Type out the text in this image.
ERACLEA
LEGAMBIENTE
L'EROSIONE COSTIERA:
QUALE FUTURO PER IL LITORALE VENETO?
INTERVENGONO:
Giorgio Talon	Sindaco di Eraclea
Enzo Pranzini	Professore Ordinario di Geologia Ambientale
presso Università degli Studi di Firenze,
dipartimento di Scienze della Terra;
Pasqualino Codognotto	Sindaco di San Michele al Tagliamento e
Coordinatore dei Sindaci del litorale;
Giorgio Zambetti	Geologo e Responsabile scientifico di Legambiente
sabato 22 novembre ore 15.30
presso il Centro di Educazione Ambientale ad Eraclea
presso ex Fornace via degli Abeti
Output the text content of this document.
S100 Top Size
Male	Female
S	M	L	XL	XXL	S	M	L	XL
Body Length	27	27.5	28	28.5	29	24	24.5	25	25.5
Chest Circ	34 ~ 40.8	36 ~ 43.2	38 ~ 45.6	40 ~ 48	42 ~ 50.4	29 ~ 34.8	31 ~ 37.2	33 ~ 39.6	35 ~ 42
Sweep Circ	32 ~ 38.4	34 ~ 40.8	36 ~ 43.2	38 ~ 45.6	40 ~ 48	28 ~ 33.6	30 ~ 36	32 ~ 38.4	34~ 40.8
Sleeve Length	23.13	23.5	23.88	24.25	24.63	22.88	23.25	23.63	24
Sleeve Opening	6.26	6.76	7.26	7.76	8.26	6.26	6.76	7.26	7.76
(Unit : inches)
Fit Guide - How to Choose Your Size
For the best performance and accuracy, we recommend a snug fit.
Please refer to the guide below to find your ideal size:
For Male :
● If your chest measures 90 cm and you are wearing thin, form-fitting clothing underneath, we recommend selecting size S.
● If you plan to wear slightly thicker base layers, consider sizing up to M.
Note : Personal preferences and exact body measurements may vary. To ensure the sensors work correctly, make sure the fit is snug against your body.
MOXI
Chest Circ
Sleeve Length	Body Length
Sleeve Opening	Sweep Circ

○ ○ ○ ○ ○

*Task details*
Which lines contain the word "presso"? Copy each one.

*Output for this exercise*
presso Università degli Studi di Firenze,
presso il Centro di Educazione Ambientale ad Eraclea
presso ex Fornace via degli Abeti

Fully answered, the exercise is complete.